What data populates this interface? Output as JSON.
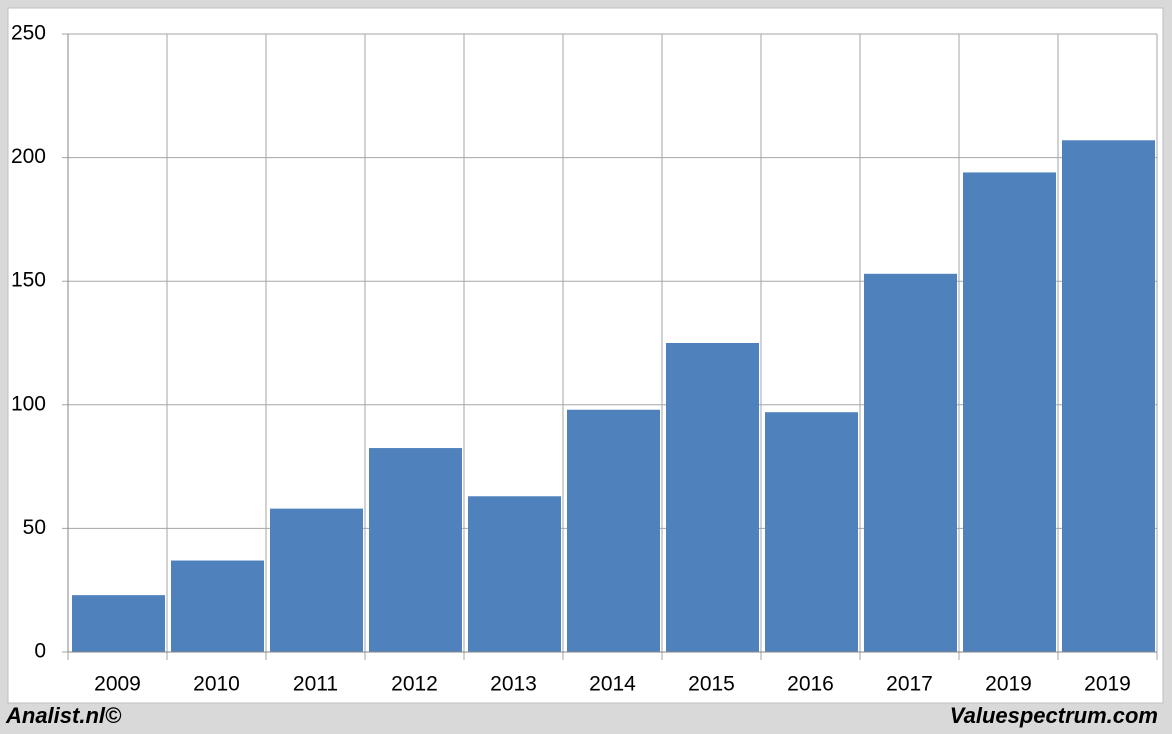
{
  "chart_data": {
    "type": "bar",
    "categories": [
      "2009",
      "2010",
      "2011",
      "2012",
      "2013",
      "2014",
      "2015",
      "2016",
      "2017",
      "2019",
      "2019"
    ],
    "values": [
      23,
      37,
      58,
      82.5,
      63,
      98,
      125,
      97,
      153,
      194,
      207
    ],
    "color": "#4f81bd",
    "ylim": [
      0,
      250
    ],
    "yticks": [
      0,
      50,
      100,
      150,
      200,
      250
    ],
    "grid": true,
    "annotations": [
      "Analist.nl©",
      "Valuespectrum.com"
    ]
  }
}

※

Using the records above, output their complete text exactly, minus any images.

What data populates this interface? Output as JSON.
{
  "chart_data": {
    "type": "bar",
    "categories": [
      "2009",
      "2010",
      "2011",
      "2012",
      "2013",
      "2014",
      "2015",
      "2016",
      "2017",
      "2019",
      "2019"
    ],
    "values": [
      23,
      37,
      58,
      82.5,
      63,
      98,
      125,
      97,
      153,
      194,
      207
    ],
    "color": "#4f81bd",
    "ylim": [
      0,
      250
    ],
    "yticks": [
      0,
      50,
      100,
      150,
      200,
      250
    ],
    "grid": true,
    "annotations": [
      "Analist.nl©",
      "Valuespectrum.com"
    ]
  }
}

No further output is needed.